===== READING TEXT =====

M:   Ah. I'd like to have an argument, please.
R:    Certainly sir. Have you been here before?
M:   No, I haven't, this is my first time.
R:     I see. Well, do you want to have just one argument, or were you thinking of taking a course?
M:   Well, what is the cost?
R:    Well, It's one pound for a five minute argument, but only eight pounds for a course of ten.
M:   Well, I think it would be best if I perhaps started off with just the one and then see how it goes.
R:     Fine. Well, I'll see who's free at the moment.
Pause
R:    Mr. DeBakey's free, but he's a little bit conciliatory.
Ahh yes, Try Mr. Barnard; room 12.
M:    Thank you.

(Walks down the hall. Opens door.)

Q:   WHAT DO YOU WANT?
M:   Well, I was told outside that...
Q:   Don't give me that, you snotty-faced heap of parrot droppings!
M:   What?
Q:   Shut your festering gob, you tit! Your type really makes me puke, you vacuous, coffee-nosed, maloderous, pervert!!!
M:   Look, I CAME HERE FOR AN ARGUMENT, I'm not going to just stand...!!
Q:   OH, oh I'm sorry, but this is abuse.
M:   Oh, I see, well, that explains it.
Q:   Ah yes, you want room 12A, Just along the corridor.
M:   Oh, Thank you very much. Sorry.
Q:   Not at all.
M:   Thank You.
(Under his breath) Stupid git!!

(Walk down the corridor)
M: (Knock)
A:   Come in.
M:   Ah, Is this the right room for an argument?
A:   I told you once.
M:   No you haven't.
A:   Yes I have.
M:   When?
A:    Just now.
M:   No you didn't.
A:   Yes I did.
M:  You didn't
A:   I did!
M:  You didn't!
A:   I'm telling you I did!
M:  You did not!!
A:   Oh, I'm sorry, just one moment. Is this a five minute argument or the full half hour?
M:  Oh, just the five minutes.
A:   Ah, thank you. Anyway, I did.
M:  You most certainly did not.
A:   Look, let's get this thing clear; I quite definitely told you.
M:  No you did not.

=====

### [DIRECTION A]
Starting at the first line of the records and ending with the line that contains "opacity-slider-track[interactable] [387, 489, 571, 493]", write those lines out again with "edit-menu-item" switched to "menu-entry" and nothing else changed.
The text and the records are unrelated to each other.

===== SOURCE RECORDS =====

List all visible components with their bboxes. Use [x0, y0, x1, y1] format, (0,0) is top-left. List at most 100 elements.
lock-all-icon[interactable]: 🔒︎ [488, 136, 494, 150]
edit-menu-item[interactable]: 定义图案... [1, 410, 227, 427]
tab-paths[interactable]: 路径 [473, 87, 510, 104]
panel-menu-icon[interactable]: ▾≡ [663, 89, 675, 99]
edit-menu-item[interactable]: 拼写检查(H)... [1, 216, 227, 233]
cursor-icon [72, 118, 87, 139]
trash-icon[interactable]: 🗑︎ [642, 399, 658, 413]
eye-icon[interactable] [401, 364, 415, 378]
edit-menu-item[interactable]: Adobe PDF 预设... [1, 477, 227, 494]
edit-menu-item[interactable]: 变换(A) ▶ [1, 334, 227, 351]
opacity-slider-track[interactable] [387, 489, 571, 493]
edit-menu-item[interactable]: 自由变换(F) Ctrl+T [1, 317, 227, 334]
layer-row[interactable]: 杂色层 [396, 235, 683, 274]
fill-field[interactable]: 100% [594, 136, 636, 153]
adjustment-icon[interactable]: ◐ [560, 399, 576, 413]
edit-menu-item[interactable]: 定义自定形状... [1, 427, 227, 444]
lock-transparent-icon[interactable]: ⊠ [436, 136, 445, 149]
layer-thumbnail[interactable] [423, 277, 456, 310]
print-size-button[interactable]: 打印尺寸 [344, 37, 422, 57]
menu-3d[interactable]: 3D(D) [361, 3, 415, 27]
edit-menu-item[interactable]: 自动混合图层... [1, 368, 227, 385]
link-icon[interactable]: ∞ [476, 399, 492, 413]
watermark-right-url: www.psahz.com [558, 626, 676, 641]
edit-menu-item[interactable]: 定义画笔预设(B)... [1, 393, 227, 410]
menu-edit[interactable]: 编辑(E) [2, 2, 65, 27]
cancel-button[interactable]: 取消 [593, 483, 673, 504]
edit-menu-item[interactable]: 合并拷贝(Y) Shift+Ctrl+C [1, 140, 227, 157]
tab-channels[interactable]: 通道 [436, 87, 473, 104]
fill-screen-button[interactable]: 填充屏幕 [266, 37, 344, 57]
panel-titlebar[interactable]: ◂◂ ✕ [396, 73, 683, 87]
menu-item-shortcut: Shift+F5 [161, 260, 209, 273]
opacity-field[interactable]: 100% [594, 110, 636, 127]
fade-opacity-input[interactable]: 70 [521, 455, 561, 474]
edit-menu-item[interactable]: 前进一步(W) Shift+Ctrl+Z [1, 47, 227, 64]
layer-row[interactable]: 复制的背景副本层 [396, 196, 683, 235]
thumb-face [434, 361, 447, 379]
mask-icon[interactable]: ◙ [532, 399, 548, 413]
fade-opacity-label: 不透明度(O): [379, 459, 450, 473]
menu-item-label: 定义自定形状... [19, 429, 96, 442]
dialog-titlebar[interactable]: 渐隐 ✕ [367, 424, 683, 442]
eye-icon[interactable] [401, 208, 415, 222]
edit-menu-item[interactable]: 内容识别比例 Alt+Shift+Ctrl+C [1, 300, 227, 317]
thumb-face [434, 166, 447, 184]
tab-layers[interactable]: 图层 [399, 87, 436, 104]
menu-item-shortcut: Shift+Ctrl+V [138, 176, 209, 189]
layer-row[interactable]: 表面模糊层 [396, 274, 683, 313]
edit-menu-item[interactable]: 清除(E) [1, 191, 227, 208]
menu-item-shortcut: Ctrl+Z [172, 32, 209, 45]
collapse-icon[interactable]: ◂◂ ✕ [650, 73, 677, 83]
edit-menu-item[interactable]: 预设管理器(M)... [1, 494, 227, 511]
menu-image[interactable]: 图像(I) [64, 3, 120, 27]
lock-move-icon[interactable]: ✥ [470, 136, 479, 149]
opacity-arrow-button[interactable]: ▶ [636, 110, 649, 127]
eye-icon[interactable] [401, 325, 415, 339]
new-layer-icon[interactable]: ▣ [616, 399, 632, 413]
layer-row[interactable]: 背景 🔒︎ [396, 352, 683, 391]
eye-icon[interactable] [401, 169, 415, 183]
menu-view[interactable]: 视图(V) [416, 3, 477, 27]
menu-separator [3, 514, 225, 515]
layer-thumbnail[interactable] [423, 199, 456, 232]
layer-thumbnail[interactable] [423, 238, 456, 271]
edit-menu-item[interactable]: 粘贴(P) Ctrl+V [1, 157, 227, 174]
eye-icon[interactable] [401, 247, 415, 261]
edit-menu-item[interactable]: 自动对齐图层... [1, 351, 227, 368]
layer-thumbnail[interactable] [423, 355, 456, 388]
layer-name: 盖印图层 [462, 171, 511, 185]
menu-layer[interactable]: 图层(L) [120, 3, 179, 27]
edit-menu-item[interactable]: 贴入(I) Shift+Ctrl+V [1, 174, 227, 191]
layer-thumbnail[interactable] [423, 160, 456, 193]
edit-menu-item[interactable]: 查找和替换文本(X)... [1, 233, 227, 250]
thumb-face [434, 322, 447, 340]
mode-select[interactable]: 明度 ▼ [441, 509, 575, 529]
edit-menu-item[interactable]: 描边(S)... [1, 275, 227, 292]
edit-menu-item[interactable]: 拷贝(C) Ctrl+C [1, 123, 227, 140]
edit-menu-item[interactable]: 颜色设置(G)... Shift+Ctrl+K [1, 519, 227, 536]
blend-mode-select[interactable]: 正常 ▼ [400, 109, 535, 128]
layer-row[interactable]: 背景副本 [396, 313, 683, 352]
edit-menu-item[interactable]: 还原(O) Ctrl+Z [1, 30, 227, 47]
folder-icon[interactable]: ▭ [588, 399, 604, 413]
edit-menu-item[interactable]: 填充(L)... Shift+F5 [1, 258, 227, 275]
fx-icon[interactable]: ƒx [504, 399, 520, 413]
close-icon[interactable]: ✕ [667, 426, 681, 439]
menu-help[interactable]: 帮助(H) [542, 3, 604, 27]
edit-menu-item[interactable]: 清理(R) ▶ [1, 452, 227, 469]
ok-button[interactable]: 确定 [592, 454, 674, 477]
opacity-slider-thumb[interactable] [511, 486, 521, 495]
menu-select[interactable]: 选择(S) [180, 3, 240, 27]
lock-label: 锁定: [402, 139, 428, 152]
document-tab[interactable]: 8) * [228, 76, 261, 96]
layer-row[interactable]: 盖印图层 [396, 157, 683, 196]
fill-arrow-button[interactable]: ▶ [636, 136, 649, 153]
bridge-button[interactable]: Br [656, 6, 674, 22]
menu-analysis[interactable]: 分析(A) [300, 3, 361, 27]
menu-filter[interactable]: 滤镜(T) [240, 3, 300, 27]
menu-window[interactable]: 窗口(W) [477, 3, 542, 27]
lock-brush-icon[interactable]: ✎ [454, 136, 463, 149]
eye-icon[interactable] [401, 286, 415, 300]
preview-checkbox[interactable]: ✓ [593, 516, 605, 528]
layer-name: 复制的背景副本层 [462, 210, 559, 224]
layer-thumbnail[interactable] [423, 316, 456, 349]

=====

### [DIRECTION B]
In the argument sketch, how much does a single five-minute argument cost?

### [CORRECT ANSWER A]
List all visible components with their bboxes. Use [x0, y0, x1, y1] format, (0,0) is top-left. List at most 100 elements.
lock-all-icon[interactable]: 🔒︎ [488, 136, 494, 150]
menu-entry[interactable]: 定义图案... [1, 410, 227, 427]
tab-paths[interactable]: 路径 [473, 87, 510, 104]
panel-menu-icon[interactable]: ▾≡ [663, 89, 675, 99]
menu-entry[interactable]: 拼写检查(H)... [1, 216, 227, 233]
cursor-icon [72, 118, 87, 139]
trash-icon[interactable]: 🗑︎ [642, 399, 658, 413]
eye-icon[interactable] [401, 364, 415, 378]
menu-entry[interactable]: Adobe PDF 预设... [1, 477, 227, 494]
menu-entry[interactable]: 变换(A) ▶ [1, 334, 227, 351]
opacity-slider-track[interactable] [387, 489, 571, 493]

### [CORRECT ANSWER B]
One pound.